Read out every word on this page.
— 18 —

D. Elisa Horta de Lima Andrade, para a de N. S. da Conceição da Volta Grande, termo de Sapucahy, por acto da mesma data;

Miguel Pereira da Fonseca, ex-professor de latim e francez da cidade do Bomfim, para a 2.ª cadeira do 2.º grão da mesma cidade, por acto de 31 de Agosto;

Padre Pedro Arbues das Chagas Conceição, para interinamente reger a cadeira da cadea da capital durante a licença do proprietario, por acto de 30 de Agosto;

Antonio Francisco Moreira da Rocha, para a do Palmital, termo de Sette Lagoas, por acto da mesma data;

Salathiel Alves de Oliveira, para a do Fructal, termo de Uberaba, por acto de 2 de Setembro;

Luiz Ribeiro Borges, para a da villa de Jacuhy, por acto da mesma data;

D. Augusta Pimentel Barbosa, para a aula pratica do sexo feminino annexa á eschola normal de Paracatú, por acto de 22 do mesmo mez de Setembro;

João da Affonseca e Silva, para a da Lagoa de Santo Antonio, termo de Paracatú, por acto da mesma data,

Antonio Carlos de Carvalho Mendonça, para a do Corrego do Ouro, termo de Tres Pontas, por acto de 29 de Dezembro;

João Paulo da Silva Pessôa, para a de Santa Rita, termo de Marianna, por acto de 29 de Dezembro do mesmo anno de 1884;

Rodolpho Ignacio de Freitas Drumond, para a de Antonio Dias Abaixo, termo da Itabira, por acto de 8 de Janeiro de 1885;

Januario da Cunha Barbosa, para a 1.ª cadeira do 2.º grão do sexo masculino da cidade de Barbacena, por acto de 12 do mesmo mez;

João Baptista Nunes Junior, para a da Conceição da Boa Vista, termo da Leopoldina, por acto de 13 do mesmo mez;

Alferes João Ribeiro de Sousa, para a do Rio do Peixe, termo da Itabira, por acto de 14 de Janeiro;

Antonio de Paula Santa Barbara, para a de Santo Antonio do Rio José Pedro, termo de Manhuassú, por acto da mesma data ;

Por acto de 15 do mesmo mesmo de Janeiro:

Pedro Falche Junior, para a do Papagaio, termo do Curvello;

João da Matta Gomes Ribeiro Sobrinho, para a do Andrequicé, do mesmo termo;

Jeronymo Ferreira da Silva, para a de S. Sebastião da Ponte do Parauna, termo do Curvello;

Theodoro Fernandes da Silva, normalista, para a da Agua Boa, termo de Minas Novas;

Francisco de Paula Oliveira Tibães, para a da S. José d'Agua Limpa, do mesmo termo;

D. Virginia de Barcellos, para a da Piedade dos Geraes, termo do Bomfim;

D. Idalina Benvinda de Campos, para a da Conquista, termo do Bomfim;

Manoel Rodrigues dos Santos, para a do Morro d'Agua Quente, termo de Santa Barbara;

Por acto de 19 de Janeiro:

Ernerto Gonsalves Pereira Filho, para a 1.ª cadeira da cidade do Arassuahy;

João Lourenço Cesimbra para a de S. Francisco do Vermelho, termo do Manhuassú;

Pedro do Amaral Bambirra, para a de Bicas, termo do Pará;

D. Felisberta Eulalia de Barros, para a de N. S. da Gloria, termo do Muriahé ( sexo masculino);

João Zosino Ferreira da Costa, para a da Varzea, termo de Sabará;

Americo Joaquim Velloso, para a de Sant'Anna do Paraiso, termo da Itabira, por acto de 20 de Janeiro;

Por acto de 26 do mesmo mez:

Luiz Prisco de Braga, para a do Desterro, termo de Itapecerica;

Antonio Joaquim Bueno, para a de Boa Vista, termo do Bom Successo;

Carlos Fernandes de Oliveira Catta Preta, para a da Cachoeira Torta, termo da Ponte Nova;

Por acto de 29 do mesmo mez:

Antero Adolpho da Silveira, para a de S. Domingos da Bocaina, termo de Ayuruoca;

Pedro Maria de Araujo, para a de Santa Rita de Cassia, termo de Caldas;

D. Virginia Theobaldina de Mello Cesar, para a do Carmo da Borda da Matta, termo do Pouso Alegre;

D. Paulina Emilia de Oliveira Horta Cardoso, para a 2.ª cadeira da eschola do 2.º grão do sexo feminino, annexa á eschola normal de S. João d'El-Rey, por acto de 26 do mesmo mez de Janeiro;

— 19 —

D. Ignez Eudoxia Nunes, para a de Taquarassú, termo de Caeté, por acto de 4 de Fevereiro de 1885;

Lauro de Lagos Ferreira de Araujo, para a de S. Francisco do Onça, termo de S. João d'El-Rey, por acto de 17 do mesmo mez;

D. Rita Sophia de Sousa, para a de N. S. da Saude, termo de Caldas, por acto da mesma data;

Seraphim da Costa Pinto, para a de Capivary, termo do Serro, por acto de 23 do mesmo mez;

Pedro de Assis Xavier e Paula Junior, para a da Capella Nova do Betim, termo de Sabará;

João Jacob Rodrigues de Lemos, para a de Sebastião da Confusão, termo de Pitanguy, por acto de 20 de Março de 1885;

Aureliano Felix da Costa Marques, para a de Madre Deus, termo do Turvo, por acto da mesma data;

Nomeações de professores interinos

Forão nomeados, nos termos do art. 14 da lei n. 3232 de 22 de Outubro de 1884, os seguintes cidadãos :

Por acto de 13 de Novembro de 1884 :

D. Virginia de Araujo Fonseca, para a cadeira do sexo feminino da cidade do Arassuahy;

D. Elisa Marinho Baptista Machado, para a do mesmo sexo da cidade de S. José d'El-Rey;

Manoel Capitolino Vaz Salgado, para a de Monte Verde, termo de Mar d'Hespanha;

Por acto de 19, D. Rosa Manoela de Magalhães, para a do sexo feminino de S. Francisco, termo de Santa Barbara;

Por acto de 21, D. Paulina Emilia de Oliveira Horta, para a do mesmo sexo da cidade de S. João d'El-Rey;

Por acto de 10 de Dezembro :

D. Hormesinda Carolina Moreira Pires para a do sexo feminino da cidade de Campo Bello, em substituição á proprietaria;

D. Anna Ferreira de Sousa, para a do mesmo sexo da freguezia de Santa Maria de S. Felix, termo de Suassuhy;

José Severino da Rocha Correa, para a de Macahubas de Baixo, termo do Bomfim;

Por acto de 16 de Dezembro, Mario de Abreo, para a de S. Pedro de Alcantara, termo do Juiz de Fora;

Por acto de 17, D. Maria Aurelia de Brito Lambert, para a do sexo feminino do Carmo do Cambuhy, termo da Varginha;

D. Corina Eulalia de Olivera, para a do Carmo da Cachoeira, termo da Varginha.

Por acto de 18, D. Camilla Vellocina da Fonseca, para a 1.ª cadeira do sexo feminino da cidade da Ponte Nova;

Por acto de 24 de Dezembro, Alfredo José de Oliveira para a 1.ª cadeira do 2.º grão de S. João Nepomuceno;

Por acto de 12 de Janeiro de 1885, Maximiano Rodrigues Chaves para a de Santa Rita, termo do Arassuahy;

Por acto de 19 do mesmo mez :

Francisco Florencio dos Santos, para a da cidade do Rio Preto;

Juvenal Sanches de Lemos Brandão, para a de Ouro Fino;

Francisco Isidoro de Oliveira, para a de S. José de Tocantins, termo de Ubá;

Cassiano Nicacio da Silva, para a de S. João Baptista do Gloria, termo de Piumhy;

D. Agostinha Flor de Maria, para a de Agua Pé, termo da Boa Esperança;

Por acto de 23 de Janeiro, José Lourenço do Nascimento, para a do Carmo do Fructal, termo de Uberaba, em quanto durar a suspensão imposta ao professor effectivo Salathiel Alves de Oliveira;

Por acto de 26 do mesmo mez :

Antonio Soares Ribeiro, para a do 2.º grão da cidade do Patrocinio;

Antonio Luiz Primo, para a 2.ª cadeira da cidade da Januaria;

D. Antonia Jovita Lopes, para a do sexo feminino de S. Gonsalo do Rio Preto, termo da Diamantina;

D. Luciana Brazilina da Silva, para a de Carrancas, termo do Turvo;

▸ Aim of the exercise:
Go through the material above and copy each line that has the word "Nunes".

▸ Solved exercise:
João Baptista Nunes Junior, para a da Conceição da Boa Vista, termo da Leopoldina, por acto de 13 do mesmo mez;
D. Ignez Eudoxia Nunes, para a de Taquarassú, termo de Caeté, por acto de 4 de Fevereiro de 1885;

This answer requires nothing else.